------ PROVIDED PASSAGE ------

Maybe this list can help you help me in shortlisting.

Reference list of possible woods available but may not be complete/ comprehensive: : https://en.wikipedia.org/wiki/List_of_Indian_timber_trees

I am guessing both of these could be made of different wood, each with different strength/ hardness/ flex/ weight.

  • Wooden parallel bars/ rods/ dowels

    • Are less thick than the frame & probably need greater strength, rigidity & less flex
  • The Frame holding them

    • Made of thicker, wider & bigger pieces of wood, adding more to the weight, so a lighter wood would be better
    • Can this be made from plywood?

Which woods would you recommend for 2 components as a good/ best possible combination?

Dimensions & Location:

  • Typical standard width is - 34" - Just the space I have now.
  • If there's no negative impact, I may consider going upto 38".
  • Indian City that tends to be humid & tropical - If its a factor let me know & I can post more details.

------ DATASET ------

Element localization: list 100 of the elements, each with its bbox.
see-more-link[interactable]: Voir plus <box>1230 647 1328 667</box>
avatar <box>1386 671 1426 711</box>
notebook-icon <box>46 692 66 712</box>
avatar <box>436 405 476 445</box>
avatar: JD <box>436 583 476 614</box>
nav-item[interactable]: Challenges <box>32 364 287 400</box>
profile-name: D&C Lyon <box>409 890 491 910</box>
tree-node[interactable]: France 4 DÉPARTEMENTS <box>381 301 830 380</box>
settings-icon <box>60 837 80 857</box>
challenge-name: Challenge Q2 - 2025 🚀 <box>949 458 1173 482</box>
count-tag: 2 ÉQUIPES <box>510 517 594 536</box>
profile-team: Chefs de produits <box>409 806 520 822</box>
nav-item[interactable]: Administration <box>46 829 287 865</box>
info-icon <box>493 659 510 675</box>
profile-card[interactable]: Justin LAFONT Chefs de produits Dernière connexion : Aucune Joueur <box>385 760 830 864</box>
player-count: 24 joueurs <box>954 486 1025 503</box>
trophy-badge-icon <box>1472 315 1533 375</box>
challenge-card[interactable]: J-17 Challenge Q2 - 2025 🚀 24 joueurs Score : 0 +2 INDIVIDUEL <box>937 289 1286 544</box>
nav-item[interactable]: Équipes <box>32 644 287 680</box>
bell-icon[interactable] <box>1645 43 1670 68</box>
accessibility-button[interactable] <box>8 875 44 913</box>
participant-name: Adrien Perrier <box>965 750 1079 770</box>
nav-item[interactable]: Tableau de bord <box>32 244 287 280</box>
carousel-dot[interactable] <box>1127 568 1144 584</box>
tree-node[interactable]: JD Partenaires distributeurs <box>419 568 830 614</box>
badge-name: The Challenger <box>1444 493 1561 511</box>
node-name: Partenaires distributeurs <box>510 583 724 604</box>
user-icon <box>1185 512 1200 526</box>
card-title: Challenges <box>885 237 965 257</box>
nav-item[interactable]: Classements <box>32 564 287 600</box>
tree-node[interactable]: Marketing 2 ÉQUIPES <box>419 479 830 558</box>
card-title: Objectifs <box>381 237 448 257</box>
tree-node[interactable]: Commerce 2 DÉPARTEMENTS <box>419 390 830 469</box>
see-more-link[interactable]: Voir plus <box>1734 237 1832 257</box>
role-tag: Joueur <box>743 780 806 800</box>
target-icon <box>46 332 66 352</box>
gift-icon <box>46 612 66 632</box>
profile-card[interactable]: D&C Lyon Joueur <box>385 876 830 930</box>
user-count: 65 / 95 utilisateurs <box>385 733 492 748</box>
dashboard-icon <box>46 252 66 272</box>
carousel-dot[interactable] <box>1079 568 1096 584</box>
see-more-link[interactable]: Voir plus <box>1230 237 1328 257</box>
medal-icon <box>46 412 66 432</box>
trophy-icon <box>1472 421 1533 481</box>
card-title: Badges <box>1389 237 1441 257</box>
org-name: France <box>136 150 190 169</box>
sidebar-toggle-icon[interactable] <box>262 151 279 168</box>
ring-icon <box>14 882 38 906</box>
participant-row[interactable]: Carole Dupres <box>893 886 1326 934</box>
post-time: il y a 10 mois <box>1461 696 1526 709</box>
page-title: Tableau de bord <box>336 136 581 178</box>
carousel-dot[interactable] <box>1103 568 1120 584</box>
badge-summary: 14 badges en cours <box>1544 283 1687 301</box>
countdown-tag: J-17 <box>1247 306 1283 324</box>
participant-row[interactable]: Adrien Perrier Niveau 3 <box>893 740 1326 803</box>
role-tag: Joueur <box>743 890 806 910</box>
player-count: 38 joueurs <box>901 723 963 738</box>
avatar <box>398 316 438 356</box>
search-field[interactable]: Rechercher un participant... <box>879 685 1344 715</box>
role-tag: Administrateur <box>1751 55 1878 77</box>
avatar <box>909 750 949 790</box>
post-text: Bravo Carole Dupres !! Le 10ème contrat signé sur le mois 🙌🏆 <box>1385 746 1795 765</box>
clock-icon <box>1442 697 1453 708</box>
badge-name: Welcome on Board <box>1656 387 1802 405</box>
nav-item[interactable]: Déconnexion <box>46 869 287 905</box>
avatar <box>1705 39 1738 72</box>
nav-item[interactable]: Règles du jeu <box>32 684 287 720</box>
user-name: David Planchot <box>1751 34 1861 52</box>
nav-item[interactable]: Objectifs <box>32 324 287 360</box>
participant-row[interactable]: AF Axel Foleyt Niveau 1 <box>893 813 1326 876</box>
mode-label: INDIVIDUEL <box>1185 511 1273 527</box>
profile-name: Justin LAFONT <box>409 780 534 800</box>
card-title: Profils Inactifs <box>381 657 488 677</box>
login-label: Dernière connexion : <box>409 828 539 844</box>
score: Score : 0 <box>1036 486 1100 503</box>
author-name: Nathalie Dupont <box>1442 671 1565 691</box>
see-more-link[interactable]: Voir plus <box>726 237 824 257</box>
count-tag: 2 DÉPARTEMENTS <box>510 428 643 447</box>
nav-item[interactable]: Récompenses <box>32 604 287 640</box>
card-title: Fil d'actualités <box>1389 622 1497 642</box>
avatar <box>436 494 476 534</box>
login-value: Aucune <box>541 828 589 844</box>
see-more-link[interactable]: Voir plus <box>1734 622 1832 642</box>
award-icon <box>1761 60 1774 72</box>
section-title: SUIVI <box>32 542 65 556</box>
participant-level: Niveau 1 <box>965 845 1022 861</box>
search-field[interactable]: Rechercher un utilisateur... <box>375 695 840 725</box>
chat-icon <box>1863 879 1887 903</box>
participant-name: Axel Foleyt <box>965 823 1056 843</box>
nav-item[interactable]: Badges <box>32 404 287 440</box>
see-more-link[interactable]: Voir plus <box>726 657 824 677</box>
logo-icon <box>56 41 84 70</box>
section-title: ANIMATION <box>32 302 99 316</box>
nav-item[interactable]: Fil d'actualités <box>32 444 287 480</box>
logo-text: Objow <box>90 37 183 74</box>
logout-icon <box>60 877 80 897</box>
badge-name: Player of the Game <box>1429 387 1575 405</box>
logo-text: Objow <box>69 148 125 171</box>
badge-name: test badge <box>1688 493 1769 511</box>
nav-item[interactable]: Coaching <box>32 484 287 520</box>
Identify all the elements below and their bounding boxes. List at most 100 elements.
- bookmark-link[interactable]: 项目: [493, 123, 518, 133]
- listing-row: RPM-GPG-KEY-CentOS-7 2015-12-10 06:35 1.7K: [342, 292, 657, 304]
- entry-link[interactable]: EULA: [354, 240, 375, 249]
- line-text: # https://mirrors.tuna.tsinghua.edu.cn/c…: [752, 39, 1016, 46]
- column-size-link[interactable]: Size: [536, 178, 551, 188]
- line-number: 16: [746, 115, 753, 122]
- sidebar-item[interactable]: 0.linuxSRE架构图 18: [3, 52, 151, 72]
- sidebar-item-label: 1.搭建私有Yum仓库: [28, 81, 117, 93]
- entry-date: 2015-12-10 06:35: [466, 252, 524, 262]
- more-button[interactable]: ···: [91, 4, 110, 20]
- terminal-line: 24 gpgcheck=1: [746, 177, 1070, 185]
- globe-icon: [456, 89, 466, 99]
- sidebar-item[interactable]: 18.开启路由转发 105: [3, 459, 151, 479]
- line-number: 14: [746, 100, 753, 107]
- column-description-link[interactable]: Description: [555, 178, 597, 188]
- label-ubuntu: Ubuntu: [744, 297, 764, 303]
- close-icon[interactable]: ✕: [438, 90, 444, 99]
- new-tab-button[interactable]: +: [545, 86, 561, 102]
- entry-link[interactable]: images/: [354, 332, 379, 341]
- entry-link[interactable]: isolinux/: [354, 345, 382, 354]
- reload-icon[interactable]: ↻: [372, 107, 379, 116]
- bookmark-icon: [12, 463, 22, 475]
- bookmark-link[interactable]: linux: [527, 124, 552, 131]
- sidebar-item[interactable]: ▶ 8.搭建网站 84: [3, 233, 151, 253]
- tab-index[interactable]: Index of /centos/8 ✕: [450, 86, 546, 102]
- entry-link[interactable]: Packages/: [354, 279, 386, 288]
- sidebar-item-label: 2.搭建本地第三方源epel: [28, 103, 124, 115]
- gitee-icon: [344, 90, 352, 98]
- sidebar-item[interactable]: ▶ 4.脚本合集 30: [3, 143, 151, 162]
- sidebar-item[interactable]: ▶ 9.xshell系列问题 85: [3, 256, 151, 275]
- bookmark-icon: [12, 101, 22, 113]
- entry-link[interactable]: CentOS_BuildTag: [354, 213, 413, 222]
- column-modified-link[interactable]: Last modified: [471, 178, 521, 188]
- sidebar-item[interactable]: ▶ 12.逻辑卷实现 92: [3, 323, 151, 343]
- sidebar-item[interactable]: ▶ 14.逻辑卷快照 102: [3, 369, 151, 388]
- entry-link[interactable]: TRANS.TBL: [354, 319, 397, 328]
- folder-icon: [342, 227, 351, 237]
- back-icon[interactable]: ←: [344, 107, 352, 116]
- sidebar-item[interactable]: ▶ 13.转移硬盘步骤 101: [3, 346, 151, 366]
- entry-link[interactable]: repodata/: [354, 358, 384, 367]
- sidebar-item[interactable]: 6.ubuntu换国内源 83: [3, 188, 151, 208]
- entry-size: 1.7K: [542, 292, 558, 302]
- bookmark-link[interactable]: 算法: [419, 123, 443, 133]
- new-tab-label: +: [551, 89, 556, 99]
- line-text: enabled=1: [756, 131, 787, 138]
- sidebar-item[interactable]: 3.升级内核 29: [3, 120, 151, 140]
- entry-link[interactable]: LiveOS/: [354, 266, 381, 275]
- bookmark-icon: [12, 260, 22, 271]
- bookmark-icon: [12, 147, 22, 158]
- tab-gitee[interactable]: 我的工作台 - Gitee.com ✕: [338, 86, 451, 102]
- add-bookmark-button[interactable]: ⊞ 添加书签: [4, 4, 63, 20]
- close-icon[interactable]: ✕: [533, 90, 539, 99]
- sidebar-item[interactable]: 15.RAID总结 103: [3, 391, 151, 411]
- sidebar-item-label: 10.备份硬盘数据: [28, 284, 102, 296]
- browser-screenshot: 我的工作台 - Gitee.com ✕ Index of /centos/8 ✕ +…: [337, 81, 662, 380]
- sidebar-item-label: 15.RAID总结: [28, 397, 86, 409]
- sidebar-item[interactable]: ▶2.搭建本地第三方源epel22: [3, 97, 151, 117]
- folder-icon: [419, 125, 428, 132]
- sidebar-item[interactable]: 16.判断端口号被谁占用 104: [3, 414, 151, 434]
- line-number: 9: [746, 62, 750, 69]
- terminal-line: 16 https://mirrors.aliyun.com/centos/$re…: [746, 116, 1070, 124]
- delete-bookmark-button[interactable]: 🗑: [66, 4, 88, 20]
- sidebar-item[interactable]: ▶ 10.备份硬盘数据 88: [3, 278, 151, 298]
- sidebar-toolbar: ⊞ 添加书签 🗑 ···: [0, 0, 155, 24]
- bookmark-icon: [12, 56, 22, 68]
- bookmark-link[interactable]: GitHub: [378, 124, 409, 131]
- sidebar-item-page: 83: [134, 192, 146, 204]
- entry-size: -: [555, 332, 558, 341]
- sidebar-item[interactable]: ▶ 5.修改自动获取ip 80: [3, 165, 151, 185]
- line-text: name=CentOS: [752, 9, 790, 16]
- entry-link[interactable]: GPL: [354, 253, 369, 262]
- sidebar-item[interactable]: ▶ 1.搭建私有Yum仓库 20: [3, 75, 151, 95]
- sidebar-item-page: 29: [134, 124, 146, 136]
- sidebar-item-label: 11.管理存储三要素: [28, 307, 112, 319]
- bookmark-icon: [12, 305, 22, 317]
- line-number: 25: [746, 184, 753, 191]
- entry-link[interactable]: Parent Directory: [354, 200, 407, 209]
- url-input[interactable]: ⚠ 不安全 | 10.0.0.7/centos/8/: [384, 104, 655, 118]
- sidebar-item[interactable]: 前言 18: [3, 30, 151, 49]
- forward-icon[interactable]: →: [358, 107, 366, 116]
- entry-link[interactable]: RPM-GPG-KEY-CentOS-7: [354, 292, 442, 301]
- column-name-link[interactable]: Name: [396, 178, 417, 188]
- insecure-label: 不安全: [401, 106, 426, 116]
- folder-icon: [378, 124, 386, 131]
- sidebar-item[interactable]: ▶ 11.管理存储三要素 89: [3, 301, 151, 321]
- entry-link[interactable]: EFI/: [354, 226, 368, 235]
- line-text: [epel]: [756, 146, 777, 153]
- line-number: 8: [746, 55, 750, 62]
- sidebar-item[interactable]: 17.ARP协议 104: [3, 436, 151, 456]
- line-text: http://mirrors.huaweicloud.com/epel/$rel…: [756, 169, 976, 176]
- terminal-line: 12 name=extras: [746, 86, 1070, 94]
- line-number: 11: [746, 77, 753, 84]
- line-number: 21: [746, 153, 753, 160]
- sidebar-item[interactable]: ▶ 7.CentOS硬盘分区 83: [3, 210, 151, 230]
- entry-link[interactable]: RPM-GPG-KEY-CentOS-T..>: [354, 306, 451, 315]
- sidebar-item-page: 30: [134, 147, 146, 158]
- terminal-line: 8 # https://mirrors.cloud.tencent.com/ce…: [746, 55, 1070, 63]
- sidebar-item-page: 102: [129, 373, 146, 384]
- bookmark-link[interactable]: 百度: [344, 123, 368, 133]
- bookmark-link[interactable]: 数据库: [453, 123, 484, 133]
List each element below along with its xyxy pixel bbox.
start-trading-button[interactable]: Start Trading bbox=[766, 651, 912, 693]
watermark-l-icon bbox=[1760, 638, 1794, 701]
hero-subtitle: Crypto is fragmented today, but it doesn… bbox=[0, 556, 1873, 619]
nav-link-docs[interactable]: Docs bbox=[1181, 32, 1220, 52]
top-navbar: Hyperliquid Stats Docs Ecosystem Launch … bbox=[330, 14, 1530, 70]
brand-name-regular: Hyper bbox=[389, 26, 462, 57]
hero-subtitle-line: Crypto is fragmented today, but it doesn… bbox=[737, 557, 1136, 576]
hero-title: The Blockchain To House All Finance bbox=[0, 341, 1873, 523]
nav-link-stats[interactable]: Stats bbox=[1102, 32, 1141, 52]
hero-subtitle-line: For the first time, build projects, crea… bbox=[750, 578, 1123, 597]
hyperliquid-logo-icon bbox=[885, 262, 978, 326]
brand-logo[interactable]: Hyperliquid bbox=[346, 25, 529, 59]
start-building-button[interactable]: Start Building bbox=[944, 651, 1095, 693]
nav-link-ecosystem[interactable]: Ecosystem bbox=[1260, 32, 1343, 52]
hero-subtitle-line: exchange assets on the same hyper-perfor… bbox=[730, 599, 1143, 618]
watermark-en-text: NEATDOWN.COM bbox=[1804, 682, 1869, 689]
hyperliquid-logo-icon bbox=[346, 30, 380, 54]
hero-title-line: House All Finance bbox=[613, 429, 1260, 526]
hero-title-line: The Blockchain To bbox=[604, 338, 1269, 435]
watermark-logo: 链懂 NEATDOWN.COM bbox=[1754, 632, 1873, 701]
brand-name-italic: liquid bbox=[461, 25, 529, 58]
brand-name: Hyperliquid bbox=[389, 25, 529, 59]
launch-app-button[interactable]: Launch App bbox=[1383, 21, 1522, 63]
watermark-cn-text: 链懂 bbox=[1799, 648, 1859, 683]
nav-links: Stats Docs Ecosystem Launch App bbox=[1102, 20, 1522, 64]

------

--- WORK INSTRUCTIONS ---
1) According to the wood-selection post, what is the typical standard width?
2) Quote the wood-selection post from "I am guessing" to "best possible combination?".

--- ANSWERS FOR THE EXERCISE ---
1) 34"

2)
I am guessing both of these could be made of different wood, each with different strength/ hardness/ flex/ weight.

  • Wooden parallel bars/ rods/ dowels

    • Are less thick than the frame & probably need greater strength, rigidity & less flex
  • The Frame holding them

    • Made of thicker, wider & bigger pieces of wood, adding more to the weight, so a lighter wood would be better
    • Can this be made from plywood?

Which woods would you recommend for 2 components as a good/ best possible combination?